__Exercise task__: Look through the material below for "this". Copy every line that contains it.

__Data for processing__:
········

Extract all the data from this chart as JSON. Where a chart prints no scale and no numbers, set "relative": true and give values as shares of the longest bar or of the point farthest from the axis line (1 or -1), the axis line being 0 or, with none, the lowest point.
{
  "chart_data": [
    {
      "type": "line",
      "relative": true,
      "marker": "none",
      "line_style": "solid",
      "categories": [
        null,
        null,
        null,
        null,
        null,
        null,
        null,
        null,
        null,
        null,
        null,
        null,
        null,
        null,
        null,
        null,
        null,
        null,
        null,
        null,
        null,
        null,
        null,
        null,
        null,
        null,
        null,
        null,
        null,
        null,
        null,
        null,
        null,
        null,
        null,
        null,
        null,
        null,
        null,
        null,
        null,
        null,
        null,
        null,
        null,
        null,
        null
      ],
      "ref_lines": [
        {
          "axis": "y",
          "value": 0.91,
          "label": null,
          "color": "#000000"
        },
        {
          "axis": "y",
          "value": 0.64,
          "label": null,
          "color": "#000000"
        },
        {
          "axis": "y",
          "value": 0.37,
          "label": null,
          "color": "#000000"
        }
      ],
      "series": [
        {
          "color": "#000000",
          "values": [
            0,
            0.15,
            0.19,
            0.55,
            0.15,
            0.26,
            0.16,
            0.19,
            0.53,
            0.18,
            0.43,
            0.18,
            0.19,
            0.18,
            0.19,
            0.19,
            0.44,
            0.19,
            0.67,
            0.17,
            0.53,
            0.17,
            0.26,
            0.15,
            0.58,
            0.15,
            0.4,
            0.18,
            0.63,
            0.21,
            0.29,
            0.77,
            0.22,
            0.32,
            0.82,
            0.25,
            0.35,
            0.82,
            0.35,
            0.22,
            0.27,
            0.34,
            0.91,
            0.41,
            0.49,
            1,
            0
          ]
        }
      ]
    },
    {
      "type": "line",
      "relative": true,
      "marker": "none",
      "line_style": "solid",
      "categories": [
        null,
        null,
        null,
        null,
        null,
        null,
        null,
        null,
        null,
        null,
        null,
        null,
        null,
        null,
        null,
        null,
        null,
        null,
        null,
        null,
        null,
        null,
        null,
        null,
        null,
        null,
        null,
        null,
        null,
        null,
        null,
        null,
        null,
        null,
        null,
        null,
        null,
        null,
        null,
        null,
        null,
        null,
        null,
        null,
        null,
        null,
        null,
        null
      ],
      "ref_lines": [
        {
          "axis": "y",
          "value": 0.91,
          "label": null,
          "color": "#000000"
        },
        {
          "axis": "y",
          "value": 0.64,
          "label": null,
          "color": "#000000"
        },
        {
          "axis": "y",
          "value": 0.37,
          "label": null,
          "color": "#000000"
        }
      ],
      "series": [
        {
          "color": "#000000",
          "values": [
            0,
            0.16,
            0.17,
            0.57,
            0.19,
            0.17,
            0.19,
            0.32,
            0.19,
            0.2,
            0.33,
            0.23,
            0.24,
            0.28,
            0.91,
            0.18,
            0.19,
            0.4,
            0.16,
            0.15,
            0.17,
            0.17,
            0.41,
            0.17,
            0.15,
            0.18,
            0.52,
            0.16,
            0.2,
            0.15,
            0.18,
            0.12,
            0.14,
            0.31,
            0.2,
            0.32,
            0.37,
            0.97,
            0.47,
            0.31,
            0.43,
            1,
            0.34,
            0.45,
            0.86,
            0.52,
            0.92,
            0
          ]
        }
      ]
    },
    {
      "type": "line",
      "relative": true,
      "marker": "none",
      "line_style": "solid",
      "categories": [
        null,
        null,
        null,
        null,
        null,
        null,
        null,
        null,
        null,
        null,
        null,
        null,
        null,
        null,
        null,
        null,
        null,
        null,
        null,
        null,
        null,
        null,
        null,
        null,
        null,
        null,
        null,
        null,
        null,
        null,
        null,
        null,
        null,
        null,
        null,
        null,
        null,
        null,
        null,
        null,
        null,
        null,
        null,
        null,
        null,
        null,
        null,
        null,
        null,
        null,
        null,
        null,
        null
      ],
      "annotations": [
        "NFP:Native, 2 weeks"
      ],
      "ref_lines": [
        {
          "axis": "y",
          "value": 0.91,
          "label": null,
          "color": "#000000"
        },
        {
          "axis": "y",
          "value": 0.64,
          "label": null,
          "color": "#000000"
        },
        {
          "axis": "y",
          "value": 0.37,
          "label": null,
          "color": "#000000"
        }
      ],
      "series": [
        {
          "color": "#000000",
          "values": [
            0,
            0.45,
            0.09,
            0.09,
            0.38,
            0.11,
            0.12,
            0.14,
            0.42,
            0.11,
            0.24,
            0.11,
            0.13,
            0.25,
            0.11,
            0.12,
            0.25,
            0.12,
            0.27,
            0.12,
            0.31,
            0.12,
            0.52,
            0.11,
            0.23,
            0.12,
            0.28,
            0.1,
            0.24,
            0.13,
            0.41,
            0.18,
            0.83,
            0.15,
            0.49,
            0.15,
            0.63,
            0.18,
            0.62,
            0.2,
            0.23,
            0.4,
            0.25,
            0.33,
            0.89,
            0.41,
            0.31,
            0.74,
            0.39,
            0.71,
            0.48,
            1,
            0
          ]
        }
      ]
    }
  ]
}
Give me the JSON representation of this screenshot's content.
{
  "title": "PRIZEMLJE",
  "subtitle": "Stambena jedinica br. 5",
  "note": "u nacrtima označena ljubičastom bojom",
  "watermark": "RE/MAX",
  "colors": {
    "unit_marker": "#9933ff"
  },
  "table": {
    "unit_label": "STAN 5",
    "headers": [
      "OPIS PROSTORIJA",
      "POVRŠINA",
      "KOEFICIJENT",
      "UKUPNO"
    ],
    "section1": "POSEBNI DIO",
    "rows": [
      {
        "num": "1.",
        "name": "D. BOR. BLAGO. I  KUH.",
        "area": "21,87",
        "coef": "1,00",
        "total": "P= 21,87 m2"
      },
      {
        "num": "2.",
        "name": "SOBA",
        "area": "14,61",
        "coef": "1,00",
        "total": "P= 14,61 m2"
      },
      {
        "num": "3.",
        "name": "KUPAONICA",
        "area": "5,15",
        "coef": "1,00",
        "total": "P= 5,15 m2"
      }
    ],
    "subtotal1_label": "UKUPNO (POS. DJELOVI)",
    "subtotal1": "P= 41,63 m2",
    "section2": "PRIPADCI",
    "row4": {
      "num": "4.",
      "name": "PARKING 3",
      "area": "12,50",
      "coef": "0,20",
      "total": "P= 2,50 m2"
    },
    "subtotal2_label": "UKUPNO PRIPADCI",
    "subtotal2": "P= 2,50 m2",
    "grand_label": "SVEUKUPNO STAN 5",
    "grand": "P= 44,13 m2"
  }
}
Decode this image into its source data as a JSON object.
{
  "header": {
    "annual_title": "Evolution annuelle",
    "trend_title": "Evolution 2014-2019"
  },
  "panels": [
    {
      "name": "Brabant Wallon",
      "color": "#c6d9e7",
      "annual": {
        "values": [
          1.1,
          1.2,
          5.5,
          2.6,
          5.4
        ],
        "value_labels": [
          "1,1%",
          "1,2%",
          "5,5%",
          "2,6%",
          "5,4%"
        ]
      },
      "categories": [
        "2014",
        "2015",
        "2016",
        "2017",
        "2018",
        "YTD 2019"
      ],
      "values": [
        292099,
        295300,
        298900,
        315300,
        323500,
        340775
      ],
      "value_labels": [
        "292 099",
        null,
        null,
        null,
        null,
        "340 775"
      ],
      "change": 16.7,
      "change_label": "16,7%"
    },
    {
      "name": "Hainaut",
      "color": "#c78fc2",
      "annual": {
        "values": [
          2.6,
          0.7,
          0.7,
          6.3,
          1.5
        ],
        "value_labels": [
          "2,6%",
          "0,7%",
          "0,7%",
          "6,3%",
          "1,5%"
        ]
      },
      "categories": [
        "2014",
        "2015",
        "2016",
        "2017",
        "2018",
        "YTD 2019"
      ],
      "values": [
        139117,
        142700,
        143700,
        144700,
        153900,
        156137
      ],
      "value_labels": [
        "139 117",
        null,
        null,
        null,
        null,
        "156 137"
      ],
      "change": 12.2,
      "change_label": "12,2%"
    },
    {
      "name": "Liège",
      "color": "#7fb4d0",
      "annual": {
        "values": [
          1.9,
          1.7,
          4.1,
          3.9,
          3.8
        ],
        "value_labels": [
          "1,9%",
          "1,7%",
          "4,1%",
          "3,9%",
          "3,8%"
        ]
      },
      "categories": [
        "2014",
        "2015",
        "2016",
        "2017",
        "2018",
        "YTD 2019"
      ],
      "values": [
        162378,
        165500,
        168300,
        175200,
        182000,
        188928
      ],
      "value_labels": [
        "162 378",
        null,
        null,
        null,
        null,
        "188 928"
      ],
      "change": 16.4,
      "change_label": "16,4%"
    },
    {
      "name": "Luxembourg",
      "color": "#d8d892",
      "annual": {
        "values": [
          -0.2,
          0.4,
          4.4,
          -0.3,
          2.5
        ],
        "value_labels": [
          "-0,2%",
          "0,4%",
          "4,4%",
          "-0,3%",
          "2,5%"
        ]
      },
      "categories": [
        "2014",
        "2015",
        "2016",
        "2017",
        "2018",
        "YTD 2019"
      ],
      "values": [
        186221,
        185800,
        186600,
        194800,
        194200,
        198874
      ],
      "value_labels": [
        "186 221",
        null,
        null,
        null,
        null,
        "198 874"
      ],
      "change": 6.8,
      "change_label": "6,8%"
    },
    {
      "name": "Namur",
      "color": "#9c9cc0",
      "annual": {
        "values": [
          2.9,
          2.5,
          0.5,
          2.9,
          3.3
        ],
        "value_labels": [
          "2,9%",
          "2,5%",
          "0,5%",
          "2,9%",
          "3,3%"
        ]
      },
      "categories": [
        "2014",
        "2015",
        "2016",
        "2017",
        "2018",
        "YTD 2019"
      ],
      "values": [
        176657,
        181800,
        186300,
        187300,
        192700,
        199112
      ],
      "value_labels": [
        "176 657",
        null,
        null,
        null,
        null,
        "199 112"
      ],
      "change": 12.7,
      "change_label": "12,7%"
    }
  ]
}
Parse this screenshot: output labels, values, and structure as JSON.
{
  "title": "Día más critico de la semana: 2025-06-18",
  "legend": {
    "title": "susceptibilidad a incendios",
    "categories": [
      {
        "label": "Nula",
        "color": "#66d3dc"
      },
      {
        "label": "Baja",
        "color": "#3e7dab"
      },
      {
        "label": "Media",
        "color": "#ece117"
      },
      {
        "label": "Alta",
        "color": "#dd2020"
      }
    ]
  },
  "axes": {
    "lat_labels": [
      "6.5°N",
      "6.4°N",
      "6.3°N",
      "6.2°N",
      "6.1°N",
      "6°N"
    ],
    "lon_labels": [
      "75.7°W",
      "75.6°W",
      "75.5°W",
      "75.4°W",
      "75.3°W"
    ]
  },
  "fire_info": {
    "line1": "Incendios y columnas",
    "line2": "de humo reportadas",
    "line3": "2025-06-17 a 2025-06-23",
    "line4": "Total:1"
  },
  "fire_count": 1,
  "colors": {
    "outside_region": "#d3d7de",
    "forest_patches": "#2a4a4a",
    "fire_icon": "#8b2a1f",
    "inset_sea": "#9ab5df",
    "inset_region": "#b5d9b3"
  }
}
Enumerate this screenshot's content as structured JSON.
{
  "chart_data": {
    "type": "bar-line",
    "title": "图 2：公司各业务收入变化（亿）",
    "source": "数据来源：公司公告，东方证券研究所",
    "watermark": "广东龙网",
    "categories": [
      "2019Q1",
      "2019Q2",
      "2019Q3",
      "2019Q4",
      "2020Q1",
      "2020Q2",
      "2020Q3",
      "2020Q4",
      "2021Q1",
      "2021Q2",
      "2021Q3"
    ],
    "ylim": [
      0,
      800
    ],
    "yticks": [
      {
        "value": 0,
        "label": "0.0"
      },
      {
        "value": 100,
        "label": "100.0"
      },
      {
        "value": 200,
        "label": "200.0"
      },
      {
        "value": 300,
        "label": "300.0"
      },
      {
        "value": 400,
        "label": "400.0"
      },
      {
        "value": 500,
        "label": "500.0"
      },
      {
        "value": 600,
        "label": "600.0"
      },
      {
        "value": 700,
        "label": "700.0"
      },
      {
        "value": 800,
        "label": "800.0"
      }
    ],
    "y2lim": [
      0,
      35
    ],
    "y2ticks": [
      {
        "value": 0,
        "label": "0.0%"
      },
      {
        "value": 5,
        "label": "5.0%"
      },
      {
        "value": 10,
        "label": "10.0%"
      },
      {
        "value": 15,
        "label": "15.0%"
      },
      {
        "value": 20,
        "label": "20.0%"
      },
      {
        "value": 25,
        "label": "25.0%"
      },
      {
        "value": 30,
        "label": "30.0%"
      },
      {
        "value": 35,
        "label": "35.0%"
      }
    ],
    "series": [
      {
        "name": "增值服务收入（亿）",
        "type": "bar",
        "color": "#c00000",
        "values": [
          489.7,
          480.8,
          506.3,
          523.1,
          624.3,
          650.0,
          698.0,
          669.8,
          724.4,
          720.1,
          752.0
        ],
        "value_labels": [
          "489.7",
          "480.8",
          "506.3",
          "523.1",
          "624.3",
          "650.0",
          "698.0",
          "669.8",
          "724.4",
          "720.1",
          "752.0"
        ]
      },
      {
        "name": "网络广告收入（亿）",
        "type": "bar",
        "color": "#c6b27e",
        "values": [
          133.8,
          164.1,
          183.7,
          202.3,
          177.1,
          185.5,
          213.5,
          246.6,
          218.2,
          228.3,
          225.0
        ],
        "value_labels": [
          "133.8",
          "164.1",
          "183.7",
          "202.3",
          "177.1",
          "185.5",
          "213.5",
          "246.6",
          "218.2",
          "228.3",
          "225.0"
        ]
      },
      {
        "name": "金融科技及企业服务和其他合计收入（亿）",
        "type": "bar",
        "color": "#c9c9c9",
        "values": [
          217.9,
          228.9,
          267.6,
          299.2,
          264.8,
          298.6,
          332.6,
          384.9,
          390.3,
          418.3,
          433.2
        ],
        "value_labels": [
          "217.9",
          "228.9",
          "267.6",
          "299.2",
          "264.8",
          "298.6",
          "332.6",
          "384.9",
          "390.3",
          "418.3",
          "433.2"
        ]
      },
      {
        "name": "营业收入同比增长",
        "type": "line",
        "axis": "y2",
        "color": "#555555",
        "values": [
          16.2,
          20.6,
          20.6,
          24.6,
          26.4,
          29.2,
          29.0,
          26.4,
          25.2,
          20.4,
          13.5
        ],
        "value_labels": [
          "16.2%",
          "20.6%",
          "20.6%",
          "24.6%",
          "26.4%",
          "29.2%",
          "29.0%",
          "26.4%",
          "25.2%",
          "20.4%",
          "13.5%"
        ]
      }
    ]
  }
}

········

__Response below__:
Extract all the data from this chart as JSON. Where a chart prints no scale and no numbers, set "relative": true and give values as shares of the longest bar or of the point farthest from the axis line (1 or -1), the axis line being 0 or, with none, the lowest point.
Give me the JSON representation of this screenshot's content.
Decode this image into its source data as a JSON object.
Parse this screenshot: output labels, values, and structure as JSON.
Enumerate this screenshot's content as structured JSON.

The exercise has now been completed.